__REQUIRED TASK__
Leave out the pictures and repeat the data exactly.

---- SUPPLIED MATERIAL

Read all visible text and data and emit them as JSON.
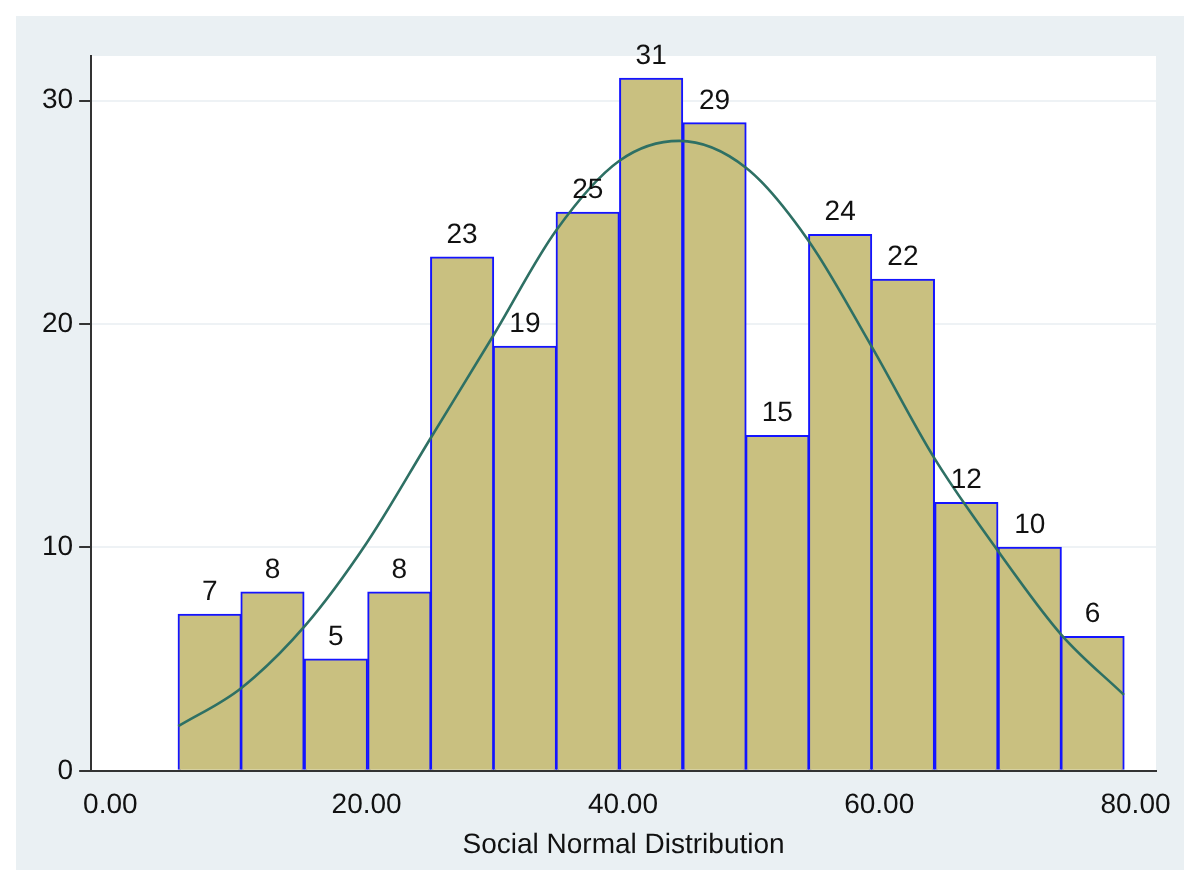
{
  "chart_data": {
    "type": "histogram",
    "xlabel": "Social Normal Distribution",
    "bins": [
      5.3,
      10.2,
      15.1,
      20.1,
      25.0,
      29.9,
      34.8,
      39.7,
      44.7,
      49.6,
      54.5,
      59.4,
      64.3,
      69.3,
      74.2,
      79.1
    ],
    "values": [
      7,
      8,
      5,
      8,
      23,
      19,
      25,
      31,
      29,
      15,
      24,
      22,
      12,
      10,
      6
    ],
    "color": "#c9c080",
    "value_labels": [
      "7",
      "8",
      "5",
      "8",
      "23",
      "19",
      "25",
      "31",
      "29",
      "15",
      "24",
      "22",
      "12",
      "10",
      "6"
    ],
    "series": [
      {
        "type": "line",
        "color": "#2e7064",
        "x": [
          5.3,
          10.2,
          15.2,
          20.0,
          25.0,
          29.9,
          34.8,
          39.7,
          44.4,
          49.6,
          54.4,
          59.4,
          64.3,
          69.2,
          74.2,
          79.1
        ],
        "values": [
          2.0,
          3.7,
          6.5,
          10.2,
          14.9,
          19.5,
          24.2,
          27.3,
          28.2,
          27.0,
          23.8,
          19.0,
          14.0,
          9.9,
          6.1,
          3.4
        ]
      }
    ],
    "xlim": [
      -1.5,
      81.6
    ],
    "xticks": [
      {
        "value": 0,
        "label": "0.00"
      },
      {
        "value": 20,
        "label": "20.00"
      },
      {
        "value": 40,
        "label": "40.00"
      },
      {
        "value": 60,
        "label": "60.00"
      },
      {
        "value": 80,
        "label": "80.00"
      }
    ],
    "ylim": [
      0,
      32
    ],
    "yticks": [
      0,
      10,
      20,
      30
    ],
    "grid": "y",
    "legend": false,
    "marker": "none"
  }
}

--------

__RESULT OF THIS TASK__
Read all visible text and data and emit them as JSON.
{
  "chart_data": {
    "type": "histogram",
    "xlabel": "Social Normal Distribution",
    "bins": [
      5.3,
      10.2,
      15.1,
      20.1,
      25.0,
      29.9,
      34.8,
      39.7,
      44.7,
      49.6,
      54.5,
      59.4,
      64.3,
      69.3,
      74.2,
      79.1
    ],
    "values": [
      7,
      8,
      5,
      8,
      23,
      19,
      25,
      31,
      29,
      15,
      24,
      22,
      12,
      10,
      6
    ],
    "color": "#c9c080",
    "value_labels": [
      "7",
      "8",
      "5",
      "8",
      "23",
      "19",
      "25",
      "31",
      "29",
      "15",
      "24",
      "22",
      "12",
      "10",
      "6"
    ],
    "series": [
      {
        "type": "line",
        "color": "#2e7064",
        "x": [
          5.3,
          10.2,
          15.2,
          20.0,
          25.0,
          29.9,
          34.8,
          39.7,
          44.4,
          49.6,
          54.4,
          59.4,
          64.3,
          69.2,
          74.2,
          79.1
        ],
        "values": [
          2.0,
          3.7,
          6.5,
          10.2,
          14.9,
          19.5,
          24.2,
          27.3,
          28.2,
          27.0,
          23.8,
          19.0,
          14.0,
          9.9,
          6.1,
          3.4
        ]
      }
    ],
    "xlim": [
      -1.5,
      81.6
    ],
    "xticks": [
      {
        "value": 0,
        "label": "0.00"
      },
      {
        "value": 20,
        "label": "20.00"
      },
      {
        "value": 40,
        "label": "40.00"
      },
      {
        "value": 60,
        "label": "60.00"
      },
      {
        "value": 80,
        "label": "80.00"
      }
    ],
    "ylim": [
      0,
      32
    ],
    "yticks": [
      0,
      10,
      20,
      30
    ],
    "grid": "y",
    "legend": false,
    "marker": "none"
  }
}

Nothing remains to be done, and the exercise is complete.